== ENTRIES ==
+ + + + + + +

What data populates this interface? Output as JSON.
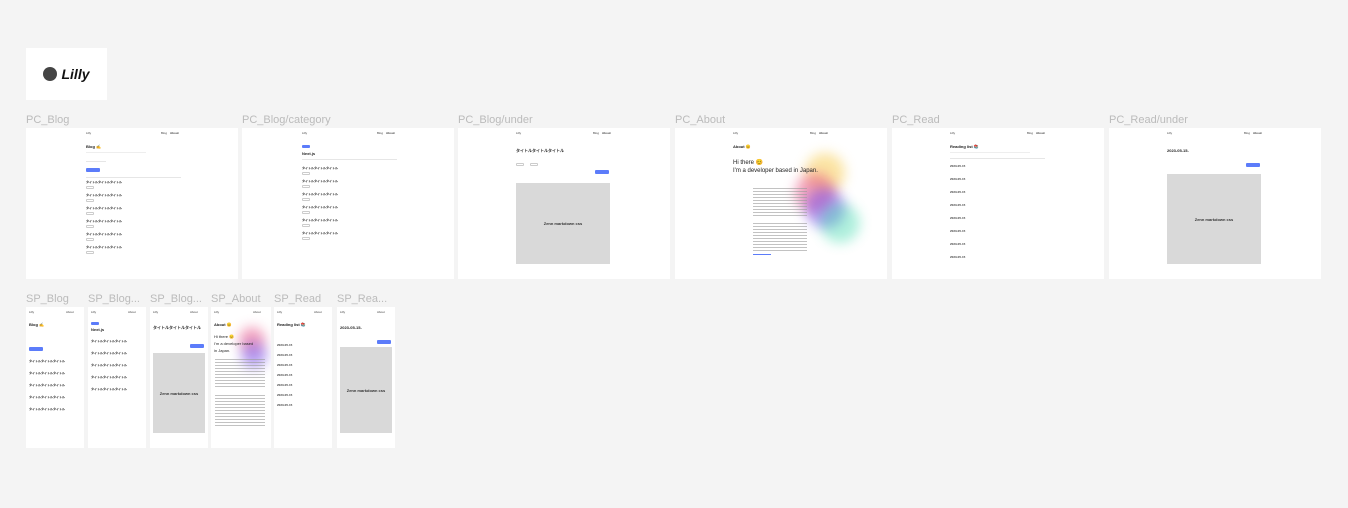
{
  "logo": {
    "text": "Lilly"
  },
  "frames": {
    "pc_blog": "PC_Blog",
    "pc_blog_category": "PC_Blog/category",
    "pc_blog_under": "PC_Blog/under",
    "pc_about": "PC_About",
    "pc_read": "PC_Read",
    "pc_read_under": "PC_Read/under",
    "sp_blog": "SP_Blog",
    "sp_blog_category": "SP_Blog...",
    "sp_blog_under": "SP_Blog...",
    "sp_about": "SP_About",
    "sp_read": "SP_Read",
    "sp_read_under": "SP_Rea..."
  },
  "site": {
    "brand": "Lilly",
    "nav_blog": "Blog",
    "nav_about": "About"
  },
  "blog": {
    "title": "Blog ✍",
    "category": "Next.js",
    "post_title": "タイトルタイトルタイトル",
    "under_title": "タイトルタイトルタイトル"
  },
  "about": {
    "title": "About 😊",
    "hi": "Hi there 😊",
    "tagline": "I'm a developer based in Japan.",
    "sp_tagline_1": "I'm a developer based",
    "sp_tagline_2": "in Japan."
  },
  "read": {
    "title": "Reading list 📚",
    "date": "2023-05-15",
    "under_date": "2023-05-15-"
  },
  "placeholder": "Zenn markdown css"
}
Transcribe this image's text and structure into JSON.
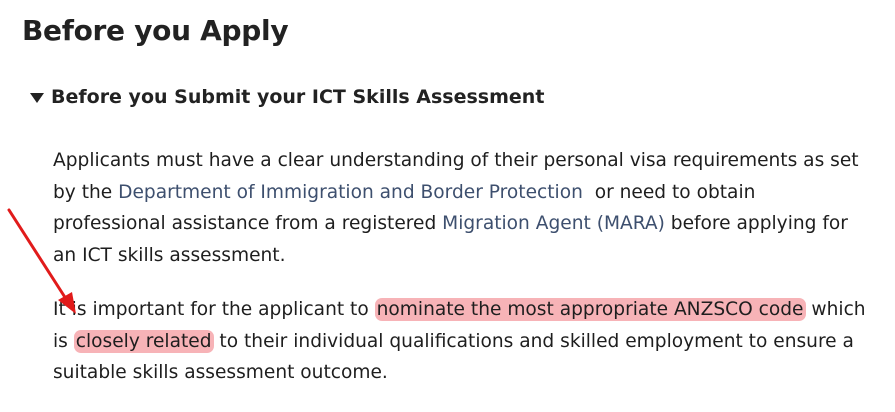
{
  "page": {
    "title": "Before you Apply"
  },
  "accordion": {
    "header": "Before you Submit your ICT Skills Assessment",
    "expanded": true
  },
  "paragraph1": {
    "line1": "Applicants must have a clear understanding of their personal visa requirements as set",
    "line2_prefix": "by the ",
    "link_department": "Department of Immigration and Border Protection",
    "line2_suffix": "  or need to obtain",
    "line3_prefix": "professional assistance from a registered ",
    "link_migration_agent": "Migration Agent (MARA)",
    "line3_suffix": " before applying for",
    "line4": "an ICT skills assessment."
  },
  "paragraph2": {
    "line1_prefix": "It is important for the applicant to ",
    "highlight1": "nominate the most appropriate ANZSCO code",
    "line1_suffix": " which",
    "line2_prefix": "is ",
    "highlight2": "closely related",
    "line2_suffix": " to their individual qualifications and skilled employment to ensure a",
    "line3": "suitable skills assessment outcome."
  },
  "colors": {
    "link": "#3d4f6e",
    "highlight": "#f4969b",
    "annotation_arrow": "#e11b1b",
    "text": "#1e1e1e"
  },
  "icons": {
    "accordion_caret": "caret-down-icon",
    "annotation": "red-arrow-annotation"
  }
}
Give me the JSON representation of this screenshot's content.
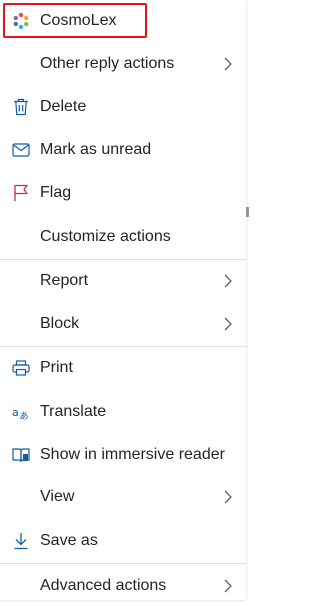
{
  "menu": {
    "items": [
      {
        "label": "CosmoLex",
        "icon": "cosmolex-logo-icon"
      },
      {
        "label": "Other reply actions",
        "icon": ""
      },
      {
        "label": "Delete",
        "icon": "trash-icon"
      },
      {
        "label": "Mark as unread",
        "icon": "envelope-icon"
      },
      {
        "label": "Flag",
        "icon": "flag-icon"
      },
      {
        "label": "Customize actions",
        "icon": ""
      },
      {
        "label": "Report",
        "icon": ""
      },
      {
        "label": "Block",
        "icon": ""
      },
      {
        "label": "Print",
        "icon": "printer-icon"
      },
      {
        "label": "Translate",
        "icon": "translate-icon"
      },
      {
        "label": "Show in immersive reader",
        "icon": "immersive-reader-icon"
      },
      {
        "label": "View",
        "icon": ""
      },
      {
        "label": "Save as",
        "icon": "download-icon"
      },
      {
        "label": "Advanced actions",
        "icon": ""
      }
    ]
  },
  "colors": {
    "icon_blue": "#115ea3",
    "flag_red": "#c4314b",
    "highlight_red": "#e3131a",
    "text": "#242424"
  }
}
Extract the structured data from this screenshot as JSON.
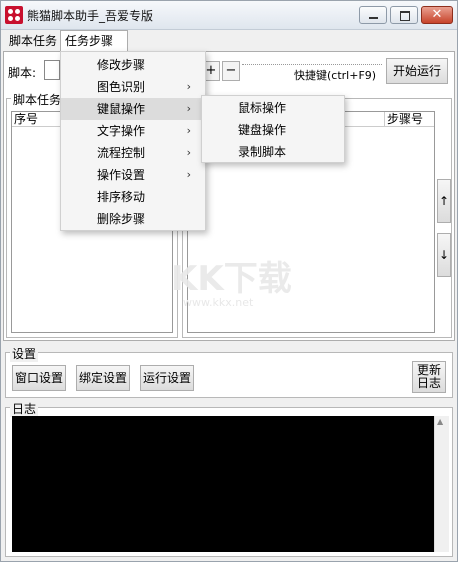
{
  "window": {
    "title": "熊猫脚本助手_吾爱专版",
    "min_glyph": "",
    "max_glyph": "",
    "close_glyph": "✕"
  },
  "tabs": [
    {
      "label": "脚本任务"
    },
    {
      "label": "任务步骤",
      "selected": true
    }
  ],
  "toolbar": {
    "script_label": "脚本:",
    "plus_label": "+",
    "minus_label": "−",
    "hotkey_label": "快捷键(ctrl+F9)",
    "start_label": "开始运行"
  },
  "left_group": {
    "title": "脚本任务",
    "col_seq": "序号"
  },
  "right_group": {
    "col_step": "步骤号",
    "up_label": "↑",
    "down_label": "↓"
  },
  "context_menu": {
    "items": [
      {
        "label": "修改步骤",
        "submenu": false
      },
      {
        "label": "图色识别",
        "submenu": true
      },
      {
        "label": "键鼠操作",
        "submenu": true,
        "highlighted": true
      },
      {
        "label": "文字操作",
        "submenu": true
      },
      {
        "label": "流程控制",
        "submenu": true
      },
      {
        "label": "操作设置",
        "submenu": true
      },
      {
        "label": "排序移动",
        "submenu": false
      },
      {
        "label": "删除步骤",
        "submenu": false
      }
    ],
    "arrow": "›"
  },
  "submenu": {
    "items": [
      {
        "label": "鼠标操作"
      },
      {
        "label": "键盘操作"
      },
      {
        "label": "录制脚本"
      }
    ]
  },
  "settings": {
    "title": "设置",
    "window_btn": "窗口设置",
    "bind_btn": "绑定设置",
    "run_btn": "运行设置",
    "update_line1": "更新",
    "update_line2": "日志"
  },
  "log": {
    "title": "日志",
    "scroll_up": "▲"
  },
  "watermark": {
    "big": "KK下载",
    "url": "www.kkx.net"
  }
}
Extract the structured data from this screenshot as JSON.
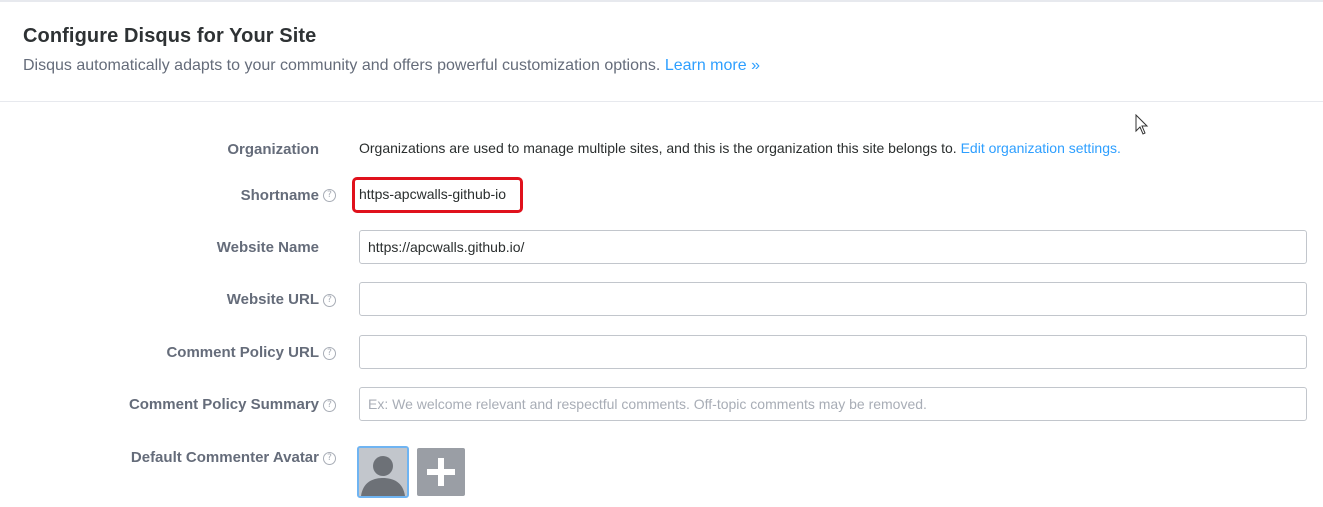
{
  "header": {
    "title": "Configure Disqus for Your Site",
    "subtitle": "Disqus automatically adapts to your community and offers powerful customization options.",
    "learn_more": "Learn more »"
  },
  "form": {
    "organization": {
      "label": "Organization",
      "text": "Organizations are used to manage multiple sites, and this is the organization this site belongs to.",
      "link": "Edit organization settings."
    },
    "shortname": {
      "label": "Shortname",
      "help_icon": "?",
      "value": "https-apcwalls-github-io"
    },
    "website_name": {
      "label": "Website Name",
      "value": "https://apcwalls.github.io/"
    },
    "website_url": {
      "label": "Website URL",
      "help_icon": "?",
      "value": ""
    },
    "comment_policy_url": {
      "label": "Comment Policy URL",
      "help_icon": "?",
      "value": ""
    },
    "comment_policy_summary": {
      "label": "Comment Policy Summary",
      "help_icon": "?",
      "value": "",
      "placeholder": "Ex: We welcome relevant and respectful comments. Off-topic comments may be removed."
    },
    "default_avatar": {
      "label": "Default Commenter Avatar",
      "help_icon": "?"
    }
  },
  "colors": {
    "link": "#2e9fff",
    "highlight_box": "#e0111c",
    "label": "#656c7a"
  }
}
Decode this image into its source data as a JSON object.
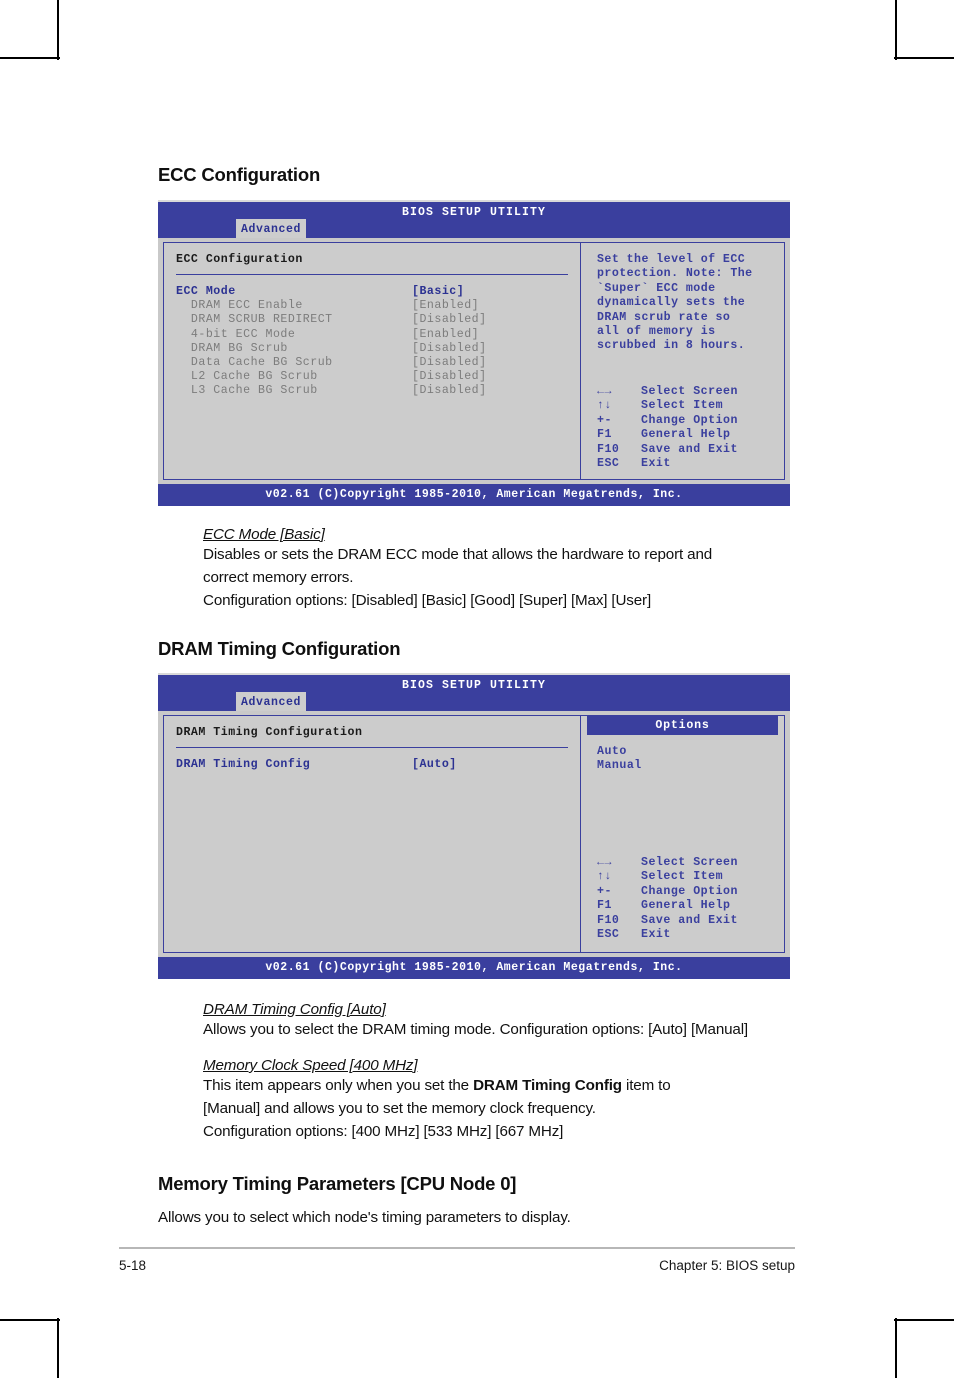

+ + + + + + +

== GIVEN REQUEST ==
Show the lines of the data that hold the word "settings".

== THE ANSWER ==
  "settings": {
      "link": "Edit organization settings."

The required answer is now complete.